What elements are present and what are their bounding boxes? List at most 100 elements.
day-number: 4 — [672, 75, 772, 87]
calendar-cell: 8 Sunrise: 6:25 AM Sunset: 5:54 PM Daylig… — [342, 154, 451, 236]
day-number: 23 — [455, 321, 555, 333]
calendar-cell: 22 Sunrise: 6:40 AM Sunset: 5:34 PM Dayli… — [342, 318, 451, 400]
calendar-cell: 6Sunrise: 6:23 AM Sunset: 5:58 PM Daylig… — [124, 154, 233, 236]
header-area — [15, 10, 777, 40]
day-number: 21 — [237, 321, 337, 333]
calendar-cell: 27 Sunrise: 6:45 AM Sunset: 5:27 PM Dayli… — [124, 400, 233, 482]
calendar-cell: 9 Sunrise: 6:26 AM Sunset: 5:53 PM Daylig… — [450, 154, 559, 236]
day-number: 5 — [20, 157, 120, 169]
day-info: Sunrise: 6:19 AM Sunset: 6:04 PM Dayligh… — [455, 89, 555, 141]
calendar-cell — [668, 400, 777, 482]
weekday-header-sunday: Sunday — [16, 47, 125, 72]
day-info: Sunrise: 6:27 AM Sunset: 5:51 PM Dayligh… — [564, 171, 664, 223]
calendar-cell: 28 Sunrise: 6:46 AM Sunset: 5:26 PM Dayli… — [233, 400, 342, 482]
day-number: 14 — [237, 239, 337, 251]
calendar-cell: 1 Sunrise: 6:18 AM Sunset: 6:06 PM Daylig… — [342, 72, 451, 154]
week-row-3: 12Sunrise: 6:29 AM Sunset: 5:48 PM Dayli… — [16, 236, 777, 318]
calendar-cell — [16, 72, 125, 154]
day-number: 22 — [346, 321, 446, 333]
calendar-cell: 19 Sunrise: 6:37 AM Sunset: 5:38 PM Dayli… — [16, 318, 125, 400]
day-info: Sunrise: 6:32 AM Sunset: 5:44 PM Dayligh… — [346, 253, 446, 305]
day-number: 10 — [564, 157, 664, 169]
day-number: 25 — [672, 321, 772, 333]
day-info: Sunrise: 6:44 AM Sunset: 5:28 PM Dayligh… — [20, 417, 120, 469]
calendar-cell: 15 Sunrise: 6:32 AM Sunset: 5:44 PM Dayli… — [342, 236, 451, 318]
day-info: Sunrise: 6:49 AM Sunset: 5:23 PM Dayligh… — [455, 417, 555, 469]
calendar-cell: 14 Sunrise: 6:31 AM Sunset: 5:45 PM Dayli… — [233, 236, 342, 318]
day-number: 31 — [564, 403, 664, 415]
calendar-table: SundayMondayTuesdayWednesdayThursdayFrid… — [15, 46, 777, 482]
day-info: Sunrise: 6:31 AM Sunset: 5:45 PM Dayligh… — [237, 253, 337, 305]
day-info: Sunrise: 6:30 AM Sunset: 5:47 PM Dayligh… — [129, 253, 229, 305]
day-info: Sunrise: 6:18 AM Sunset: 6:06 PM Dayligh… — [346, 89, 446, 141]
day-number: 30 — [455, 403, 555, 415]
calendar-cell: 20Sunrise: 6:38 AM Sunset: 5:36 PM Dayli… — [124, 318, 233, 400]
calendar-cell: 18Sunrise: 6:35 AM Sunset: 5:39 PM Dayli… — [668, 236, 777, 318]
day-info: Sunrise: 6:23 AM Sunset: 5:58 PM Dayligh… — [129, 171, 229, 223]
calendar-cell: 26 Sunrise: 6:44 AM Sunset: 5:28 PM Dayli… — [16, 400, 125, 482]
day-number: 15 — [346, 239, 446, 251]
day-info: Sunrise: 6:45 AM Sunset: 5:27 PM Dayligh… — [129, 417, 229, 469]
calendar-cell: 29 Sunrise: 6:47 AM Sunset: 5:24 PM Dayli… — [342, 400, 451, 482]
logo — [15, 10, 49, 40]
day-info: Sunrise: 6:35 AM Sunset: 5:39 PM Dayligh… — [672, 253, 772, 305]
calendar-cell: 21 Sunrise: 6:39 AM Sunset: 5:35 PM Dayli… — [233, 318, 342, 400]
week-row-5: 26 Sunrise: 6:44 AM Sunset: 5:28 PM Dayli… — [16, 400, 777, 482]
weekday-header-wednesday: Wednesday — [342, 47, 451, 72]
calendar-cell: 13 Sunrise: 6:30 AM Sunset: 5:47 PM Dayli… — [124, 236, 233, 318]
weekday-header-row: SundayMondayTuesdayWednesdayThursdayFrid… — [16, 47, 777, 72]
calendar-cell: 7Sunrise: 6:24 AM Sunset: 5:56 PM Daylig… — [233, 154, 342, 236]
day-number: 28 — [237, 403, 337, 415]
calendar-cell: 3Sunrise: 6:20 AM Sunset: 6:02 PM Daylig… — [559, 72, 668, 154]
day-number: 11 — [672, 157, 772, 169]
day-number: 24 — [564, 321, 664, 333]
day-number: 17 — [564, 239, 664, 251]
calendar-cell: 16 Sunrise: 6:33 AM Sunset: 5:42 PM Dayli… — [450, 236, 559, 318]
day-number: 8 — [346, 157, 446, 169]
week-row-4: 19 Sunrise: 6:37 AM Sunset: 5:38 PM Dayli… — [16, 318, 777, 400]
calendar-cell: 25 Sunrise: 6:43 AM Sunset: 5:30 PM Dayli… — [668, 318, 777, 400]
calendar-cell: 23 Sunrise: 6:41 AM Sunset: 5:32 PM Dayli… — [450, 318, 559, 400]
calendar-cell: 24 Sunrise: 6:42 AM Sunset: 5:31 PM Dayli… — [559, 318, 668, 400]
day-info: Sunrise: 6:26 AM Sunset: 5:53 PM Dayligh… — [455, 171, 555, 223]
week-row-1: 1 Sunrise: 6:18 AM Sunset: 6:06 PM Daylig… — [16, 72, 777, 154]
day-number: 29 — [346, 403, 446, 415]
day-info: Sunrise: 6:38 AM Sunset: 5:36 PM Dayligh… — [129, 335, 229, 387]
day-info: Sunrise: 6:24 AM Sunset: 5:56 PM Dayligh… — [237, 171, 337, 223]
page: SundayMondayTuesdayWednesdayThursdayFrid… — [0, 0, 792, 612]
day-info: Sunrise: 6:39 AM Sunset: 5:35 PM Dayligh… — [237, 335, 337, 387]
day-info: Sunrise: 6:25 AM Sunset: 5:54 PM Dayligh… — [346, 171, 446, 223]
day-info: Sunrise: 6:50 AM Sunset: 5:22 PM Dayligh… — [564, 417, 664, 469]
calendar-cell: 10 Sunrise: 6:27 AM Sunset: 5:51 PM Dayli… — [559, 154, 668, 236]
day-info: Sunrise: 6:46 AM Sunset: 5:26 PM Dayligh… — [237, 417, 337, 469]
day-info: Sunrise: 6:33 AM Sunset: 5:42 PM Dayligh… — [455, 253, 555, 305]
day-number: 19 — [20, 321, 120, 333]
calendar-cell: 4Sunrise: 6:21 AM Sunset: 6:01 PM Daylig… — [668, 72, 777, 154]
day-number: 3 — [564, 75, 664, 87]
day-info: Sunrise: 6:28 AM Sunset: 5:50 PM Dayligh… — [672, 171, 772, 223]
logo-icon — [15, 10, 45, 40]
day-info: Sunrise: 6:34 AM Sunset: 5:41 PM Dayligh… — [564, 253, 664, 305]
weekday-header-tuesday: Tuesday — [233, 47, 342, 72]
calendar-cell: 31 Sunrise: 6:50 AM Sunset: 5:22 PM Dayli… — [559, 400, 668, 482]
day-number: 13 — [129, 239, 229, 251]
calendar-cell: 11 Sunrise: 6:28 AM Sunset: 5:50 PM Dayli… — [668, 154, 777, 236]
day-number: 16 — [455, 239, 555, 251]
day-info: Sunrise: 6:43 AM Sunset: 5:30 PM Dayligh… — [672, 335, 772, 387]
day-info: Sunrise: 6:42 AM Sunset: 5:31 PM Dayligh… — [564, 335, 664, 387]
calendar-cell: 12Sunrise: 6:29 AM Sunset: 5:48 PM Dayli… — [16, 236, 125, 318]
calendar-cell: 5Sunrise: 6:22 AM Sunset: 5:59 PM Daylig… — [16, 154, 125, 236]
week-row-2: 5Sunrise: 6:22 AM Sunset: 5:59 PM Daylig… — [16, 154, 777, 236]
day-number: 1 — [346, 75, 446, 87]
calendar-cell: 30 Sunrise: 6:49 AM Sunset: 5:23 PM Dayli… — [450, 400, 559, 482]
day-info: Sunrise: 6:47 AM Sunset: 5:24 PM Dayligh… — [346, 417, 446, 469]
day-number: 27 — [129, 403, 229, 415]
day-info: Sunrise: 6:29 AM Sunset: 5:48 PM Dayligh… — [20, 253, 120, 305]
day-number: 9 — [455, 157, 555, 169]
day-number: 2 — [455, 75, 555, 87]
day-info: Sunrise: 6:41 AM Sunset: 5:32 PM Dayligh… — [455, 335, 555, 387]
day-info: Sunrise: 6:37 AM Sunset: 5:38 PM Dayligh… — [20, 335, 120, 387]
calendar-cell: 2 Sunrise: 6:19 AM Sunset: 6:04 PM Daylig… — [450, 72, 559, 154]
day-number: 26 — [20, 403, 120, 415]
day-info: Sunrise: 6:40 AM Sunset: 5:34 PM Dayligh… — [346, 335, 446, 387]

□ □ □ □ □

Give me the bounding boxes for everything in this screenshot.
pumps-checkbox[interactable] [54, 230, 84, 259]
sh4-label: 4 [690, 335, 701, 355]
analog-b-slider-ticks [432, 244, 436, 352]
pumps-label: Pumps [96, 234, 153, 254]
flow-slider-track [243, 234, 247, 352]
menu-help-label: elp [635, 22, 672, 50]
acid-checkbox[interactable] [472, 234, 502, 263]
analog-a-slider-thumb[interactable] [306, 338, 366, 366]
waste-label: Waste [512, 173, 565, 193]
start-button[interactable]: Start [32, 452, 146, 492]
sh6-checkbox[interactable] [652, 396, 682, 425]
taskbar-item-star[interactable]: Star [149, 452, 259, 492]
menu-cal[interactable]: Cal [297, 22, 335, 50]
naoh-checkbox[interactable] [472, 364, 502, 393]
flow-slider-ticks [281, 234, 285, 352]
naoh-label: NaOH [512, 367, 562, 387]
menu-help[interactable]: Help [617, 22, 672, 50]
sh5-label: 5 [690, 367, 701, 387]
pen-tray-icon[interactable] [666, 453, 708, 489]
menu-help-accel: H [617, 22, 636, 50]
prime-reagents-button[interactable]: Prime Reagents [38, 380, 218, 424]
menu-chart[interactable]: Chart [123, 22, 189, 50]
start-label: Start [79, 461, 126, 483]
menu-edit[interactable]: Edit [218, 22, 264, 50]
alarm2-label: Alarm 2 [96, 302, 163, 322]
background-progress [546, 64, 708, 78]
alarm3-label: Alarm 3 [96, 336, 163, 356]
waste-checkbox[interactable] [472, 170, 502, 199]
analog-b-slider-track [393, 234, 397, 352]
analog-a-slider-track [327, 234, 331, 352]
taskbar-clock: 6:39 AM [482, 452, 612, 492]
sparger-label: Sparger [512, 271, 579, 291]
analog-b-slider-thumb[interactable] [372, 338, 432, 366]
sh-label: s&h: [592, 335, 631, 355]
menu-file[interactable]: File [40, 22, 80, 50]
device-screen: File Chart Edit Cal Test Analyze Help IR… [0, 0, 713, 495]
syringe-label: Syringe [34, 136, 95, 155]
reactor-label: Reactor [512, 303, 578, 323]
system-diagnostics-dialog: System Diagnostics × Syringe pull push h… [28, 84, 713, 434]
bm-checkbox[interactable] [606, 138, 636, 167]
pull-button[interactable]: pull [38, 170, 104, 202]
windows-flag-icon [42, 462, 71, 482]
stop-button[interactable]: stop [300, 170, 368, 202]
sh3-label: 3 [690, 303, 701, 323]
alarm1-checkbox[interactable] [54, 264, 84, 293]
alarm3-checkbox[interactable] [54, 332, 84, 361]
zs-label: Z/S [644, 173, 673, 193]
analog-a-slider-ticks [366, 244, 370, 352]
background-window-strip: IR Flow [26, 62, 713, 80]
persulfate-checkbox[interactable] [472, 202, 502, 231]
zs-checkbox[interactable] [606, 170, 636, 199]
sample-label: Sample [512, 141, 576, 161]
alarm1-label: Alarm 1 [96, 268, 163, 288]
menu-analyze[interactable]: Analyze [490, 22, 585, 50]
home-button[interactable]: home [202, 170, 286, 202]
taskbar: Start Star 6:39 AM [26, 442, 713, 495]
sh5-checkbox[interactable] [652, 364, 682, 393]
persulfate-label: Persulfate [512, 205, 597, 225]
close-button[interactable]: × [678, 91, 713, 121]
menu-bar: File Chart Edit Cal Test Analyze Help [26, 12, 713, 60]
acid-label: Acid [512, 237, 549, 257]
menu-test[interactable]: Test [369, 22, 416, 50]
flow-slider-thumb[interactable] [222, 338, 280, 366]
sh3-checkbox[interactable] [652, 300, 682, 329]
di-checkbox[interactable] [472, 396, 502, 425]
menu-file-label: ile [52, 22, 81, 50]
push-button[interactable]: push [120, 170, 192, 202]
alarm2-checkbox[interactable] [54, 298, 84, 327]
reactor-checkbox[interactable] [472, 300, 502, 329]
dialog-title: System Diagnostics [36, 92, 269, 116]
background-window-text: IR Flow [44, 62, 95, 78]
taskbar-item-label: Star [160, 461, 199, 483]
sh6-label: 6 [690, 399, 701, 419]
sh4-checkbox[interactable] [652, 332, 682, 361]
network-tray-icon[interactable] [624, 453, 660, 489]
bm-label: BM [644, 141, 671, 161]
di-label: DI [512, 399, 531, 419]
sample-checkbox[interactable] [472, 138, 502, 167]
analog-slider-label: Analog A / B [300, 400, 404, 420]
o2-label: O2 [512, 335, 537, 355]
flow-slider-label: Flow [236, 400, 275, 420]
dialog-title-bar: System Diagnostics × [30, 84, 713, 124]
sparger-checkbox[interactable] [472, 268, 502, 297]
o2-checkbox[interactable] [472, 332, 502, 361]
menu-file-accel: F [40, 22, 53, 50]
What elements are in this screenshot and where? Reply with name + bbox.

□ □ □ □ □

Set task
Copy out the rows above, beginning with the one containing "What elements are present" and continuing through the one containing "day-number: 5 — [20, 157, 120, 169]", keeping every character unchanged.

Answer
What elements are present and what are their bounding boxes? List at most 100 elements.
day-number: 4 — [672, 75, 772, 87]
calendar-cell: 8 Sunrise: 6:25 AM Sunset: 5:54 PM Daylig… — [342, 154, 451, 236]
day-number: 23 — [455, 321, 555, 333]
calendar-cell: 22 Sunrise: 6:40 AM Sunset: 5:34 PM Dayli… — [342, 318, 451, 400]
calendar-cell: 6Sunrise: 6:23 AM Sunset: 5:58 PM Daylig… — [124, 154, 233, 236]
header-area — [15, 10, 777, 40]
day-number: 21 — [237, 321, 337, 333]
calendar-cell: 27 Sunrise: 6:45 AM Sunset: 5:27 PM Dayli… — [124, 400, 233, 482]
calendar-cell: 9 Sunrise: 6:26 AM Sunset: 5:53 PM Daylig… — [450, 154, 559, 236]
day-number: 5 — [20, 157, 120, 169]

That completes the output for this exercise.